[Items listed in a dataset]
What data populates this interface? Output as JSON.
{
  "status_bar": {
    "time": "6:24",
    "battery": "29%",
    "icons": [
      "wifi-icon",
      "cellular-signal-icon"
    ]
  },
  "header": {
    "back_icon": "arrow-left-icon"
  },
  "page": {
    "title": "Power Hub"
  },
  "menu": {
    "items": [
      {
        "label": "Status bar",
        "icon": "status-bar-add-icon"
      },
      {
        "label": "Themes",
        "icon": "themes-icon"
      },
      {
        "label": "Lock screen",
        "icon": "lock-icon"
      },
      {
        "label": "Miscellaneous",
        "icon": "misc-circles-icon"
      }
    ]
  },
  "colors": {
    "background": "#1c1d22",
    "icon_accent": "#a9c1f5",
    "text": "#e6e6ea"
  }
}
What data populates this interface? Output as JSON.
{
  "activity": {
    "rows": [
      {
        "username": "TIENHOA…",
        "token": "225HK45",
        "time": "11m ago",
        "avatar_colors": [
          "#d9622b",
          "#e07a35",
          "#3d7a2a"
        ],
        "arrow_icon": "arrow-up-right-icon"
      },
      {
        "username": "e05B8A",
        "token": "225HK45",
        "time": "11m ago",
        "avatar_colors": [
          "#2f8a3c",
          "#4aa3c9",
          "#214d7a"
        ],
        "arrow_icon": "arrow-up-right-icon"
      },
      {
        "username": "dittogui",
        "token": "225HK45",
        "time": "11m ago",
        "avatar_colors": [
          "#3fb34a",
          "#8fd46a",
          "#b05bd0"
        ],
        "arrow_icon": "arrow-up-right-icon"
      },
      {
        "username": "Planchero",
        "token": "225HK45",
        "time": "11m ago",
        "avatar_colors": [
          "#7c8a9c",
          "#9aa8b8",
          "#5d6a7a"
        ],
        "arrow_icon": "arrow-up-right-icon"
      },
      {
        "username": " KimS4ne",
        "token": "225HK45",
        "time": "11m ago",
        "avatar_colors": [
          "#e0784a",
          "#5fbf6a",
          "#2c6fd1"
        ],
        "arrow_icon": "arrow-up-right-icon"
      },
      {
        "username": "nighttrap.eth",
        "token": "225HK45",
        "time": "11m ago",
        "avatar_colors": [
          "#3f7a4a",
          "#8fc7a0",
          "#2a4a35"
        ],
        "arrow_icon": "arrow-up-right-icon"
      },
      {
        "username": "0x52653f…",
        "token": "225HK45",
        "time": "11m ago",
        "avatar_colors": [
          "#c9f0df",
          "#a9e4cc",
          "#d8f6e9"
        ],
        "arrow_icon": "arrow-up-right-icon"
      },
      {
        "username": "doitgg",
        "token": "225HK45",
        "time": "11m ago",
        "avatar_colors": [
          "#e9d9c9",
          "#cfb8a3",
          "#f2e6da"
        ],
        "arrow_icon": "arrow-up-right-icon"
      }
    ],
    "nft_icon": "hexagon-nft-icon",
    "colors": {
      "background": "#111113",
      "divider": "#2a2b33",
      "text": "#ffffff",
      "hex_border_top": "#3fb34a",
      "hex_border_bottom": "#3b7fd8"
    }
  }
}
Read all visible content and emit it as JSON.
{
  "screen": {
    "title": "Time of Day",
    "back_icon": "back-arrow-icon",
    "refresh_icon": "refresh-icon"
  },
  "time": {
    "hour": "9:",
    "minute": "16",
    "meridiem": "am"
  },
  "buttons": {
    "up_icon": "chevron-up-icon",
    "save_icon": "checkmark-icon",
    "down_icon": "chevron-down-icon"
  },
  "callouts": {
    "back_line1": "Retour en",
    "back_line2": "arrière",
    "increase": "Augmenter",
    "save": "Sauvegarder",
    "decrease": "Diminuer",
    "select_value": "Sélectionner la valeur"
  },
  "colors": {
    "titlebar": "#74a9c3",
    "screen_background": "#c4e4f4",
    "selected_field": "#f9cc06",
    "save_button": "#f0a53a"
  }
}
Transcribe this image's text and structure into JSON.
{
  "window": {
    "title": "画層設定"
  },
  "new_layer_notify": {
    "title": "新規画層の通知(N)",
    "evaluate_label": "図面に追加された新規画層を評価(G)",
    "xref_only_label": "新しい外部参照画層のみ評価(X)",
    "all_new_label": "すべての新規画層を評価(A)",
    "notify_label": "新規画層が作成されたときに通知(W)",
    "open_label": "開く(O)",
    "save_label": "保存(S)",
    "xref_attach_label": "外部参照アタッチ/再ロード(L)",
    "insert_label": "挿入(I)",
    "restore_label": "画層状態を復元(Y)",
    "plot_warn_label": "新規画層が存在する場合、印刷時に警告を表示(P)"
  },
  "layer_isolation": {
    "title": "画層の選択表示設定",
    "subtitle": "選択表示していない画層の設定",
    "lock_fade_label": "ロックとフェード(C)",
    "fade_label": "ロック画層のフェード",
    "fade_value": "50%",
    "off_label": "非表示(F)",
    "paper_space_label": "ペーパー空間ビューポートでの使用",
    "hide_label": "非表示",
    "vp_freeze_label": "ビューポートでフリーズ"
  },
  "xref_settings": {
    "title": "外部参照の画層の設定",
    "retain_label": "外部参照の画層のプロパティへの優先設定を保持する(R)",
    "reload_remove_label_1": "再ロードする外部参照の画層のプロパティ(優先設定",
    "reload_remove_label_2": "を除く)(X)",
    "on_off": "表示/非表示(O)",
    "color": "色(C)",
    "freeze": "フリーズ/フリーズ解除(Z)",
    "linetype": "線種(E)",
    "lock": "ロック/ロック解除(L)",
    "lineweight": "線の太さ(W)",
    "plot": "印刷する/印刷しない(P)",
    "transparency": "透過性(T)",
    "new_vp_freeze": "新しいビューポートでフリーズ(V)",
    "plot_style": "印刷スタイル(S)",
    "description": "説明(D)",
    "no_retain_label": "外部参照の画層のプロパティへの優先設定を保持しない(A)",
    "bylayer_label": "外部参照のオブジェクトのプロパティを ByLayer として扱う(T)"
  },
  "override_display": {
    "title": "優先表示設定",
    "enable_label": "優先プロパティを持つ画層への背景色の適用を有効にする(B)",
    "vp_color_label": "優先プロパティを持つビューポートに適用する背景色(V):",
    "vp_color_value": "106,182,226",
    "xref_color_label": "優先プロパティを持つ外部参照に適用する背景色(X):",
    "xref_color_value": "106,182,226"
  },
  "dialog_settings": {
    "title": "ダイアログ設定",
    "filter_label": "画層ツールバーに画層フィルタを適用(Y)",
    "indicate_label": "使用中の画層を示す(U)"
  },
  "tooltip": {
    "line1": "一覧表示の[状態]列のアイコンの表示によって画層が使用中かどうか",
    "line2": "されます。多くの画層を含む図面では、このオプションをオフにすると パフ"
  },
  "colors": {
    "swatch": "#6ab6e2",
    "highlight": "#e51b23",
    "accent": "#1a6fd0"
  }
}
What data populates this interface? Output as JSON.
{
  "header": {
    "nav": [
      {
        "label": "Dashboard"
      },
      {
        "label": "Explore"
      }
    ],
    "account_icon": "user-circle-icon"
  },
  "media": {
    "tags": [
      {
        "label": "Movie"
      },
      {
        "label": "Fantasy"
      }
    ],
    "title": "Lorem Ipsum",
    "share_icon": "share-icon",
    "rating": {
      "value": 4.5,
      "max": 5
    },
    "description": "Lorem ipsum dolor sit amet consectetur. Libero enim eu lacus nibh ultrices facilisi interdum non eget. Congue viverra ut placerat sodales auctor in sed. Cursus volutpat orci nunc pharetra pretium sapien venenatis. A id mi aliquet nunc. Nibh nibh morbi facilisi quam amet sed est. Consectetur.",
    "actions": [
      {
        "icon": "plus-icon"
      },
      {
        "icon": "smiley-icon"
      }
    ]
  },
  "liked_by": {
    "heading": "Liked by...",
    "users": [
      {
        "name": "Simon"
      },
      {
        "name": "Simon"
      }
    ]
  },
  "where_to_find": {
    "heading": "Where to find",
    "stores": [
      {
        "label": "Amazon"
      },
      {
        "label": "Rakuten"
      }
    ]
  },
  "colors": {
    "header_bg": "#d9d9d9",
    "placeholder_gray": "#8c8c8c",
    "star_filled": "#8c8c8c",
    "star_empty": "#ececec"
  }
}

Requirements: Tally how many lines of the data include the word "username". Write the number and nothing else.

Response: 8